++++ Text segment ++++
Scott Carey | Feb. 15, 2017
Tracking employees via biometric badges is a growing trend in the enterprise

The company then combines this physical world data with data from work systems (primarily Microsoft) to pull in calendar and email usage data, not content. By combining this digital communications data with data from the physical world managers using Humanyze dashboards can get a "holistic view of what goes on in the company", Waber says. Managers can start to see how they spread their time between people, how different teams talk to one another, if meetings are inclusive enough and how cohesive groups are.

This may sound like a micromanagers dream, but Waber says the overall aim is not to shame employees but for "quantifying the value of employees having coffee together in the age of of working from home."

Employees can also access their own personal dashboards to see "what you do, how you compare to the team average. If you want a different role you can look at what they do. You can start to see how you compare, so benchmarking within your company."

There are other vendors focusing on cutting down on stress levels in the workplace using biometric tracking.

Earlier this month LinkedIn and Stanford University's mind and body lab collaborated with the makers of a wearable breathing tracker called Spire to prove that "workers who wore a Spire tracker -- a small, pebble-sized device that clips to a belt buckle or bra strap -- experienced significantly less stress and negative moods, as well as more productive and "focused" work hours than non-Spire users," the press release reads.
++++
Set task:
The article on tracking employees with biometric badges says managers can start to see several things. List each one it names.
++++ Data extract ++++
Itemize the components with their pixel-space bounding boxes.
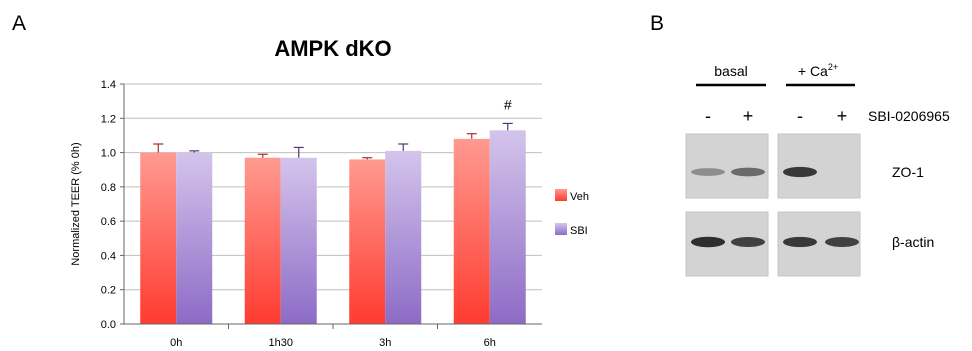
legend-label-sbi: SBI [570, 225, 588, 237]
y-tick-label: 1.0 [101, 148, 116, 160]
y-tick-label: 0.4 [101, 250, 116, 262]
significance-annotation: # [504, 96, 512, 112]
y-tick-label: 0.8 [101, 182, 116, 194]
blot-band [825, 237, 859, 247]
panel-a-letter: A [12, 12, 26, 35]
x-tick-label: 3h [379, 337, 391, 349]
chart-bars [140, 122, 526, 324]
bar-veh [453, 138, 490, 324]
y-tick-labels: 0.0 0.2 0.4 0.6 0.8 1.0 1.2 1.4 [101, 79, 124, 331]
lane-sign: - [705, 106, 711, 126]
group-label-basal: basal [714, 63, 747, 79]
chart-legend: Veh SBI [555, 189, 589, 237]
y-tick-label: 0.6 [101, 216, 116, 228]
treatment-label: SBI-0206965 [868, 108, 950, 124]
western-blots: ZO-1 β-actin [685, 133, 934, 277]
blot-band [731, 237, 765, 247]
blot-panel [685, 133, 769, 199]
bar-veh [140, 152, 177, 324]
bar-veh [349, 159, 386, 324]
legend-swatch-sbi [555, 223, 567, 235]
blot-row-label: ZO-1 [892, 164, 924, 180]
y-tick-label: 0.0 [101, 319, 116, 331]
x-tick-labels: 0h 1h30 3h 6h [170, 324, 496, 349]
bar-sbi [385, 150, 422, 324]
bar-sbi [176, 152, 213, 324]
y-axis-label: Normalized TEER (% 0h) [70, 142, 82, 265]
legend-label-veh: Veh [570, 191, 589, 203]
bar-veh [244, 157, 281, 324]
group-label-calcium-prefix: + Ca [798, 63, 828, 79]
chart-annotations: # [504, 96, 512, 112]
x-tick-label: 1h30 [269, 337, 293, 349]
blot-band [783, 236, 817, 248]
lane-sign: + [743, 106, 754, 126]
group-label-calcium-superscript: 2+ [828, 62, 838, 72]
blot-band [691, 168, 725, 176]
chart-title: AMPK dKO [274, 36, 391, 61]
blot-panel [777, 133, 861, 199]
panel-b-letter: B [650, 12, 664, 35]
lane-signs: - + - + [705, 106, 847, 126]
bar-sbi [280, 157, 317, 324]
lane-sign: - [797, 106, 803, 126]
legend-swatch-veh [555, 189, 567, 201]
x-tick-label: 6h [484, 337, 496, 349]
bar-sbi [489, 130, 526, 324]
blot-band [783, 166, 817, 178]
y-tick-label: 1.4 [101, 79, 116, 91]
group-label-calcium: + Ca2+ [798, 62, 838, 79]
y-tick-label: 0.2 [101, 285, 116, 297]
y-tick-label: 1.2 [101, 113, 116, 125]
blot-band [731, 167, 765, 177]
blot-row-label: β-actin [892, 234, 934, 250]
lane-sign: + [837, 106, 848, 126]
blot-band [691, 236, 725, 248]
x-tick-label: 0h [170, 337, 182, 349]
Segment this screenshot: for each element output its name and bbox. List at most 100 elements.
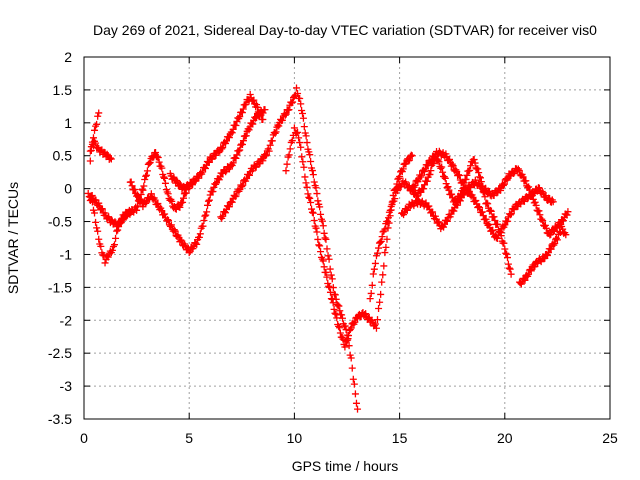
++++
Response:
- How they spread their time between people
- How different teams talk to one another
- Whether meetings are inclusive enough
- How cohesive groups are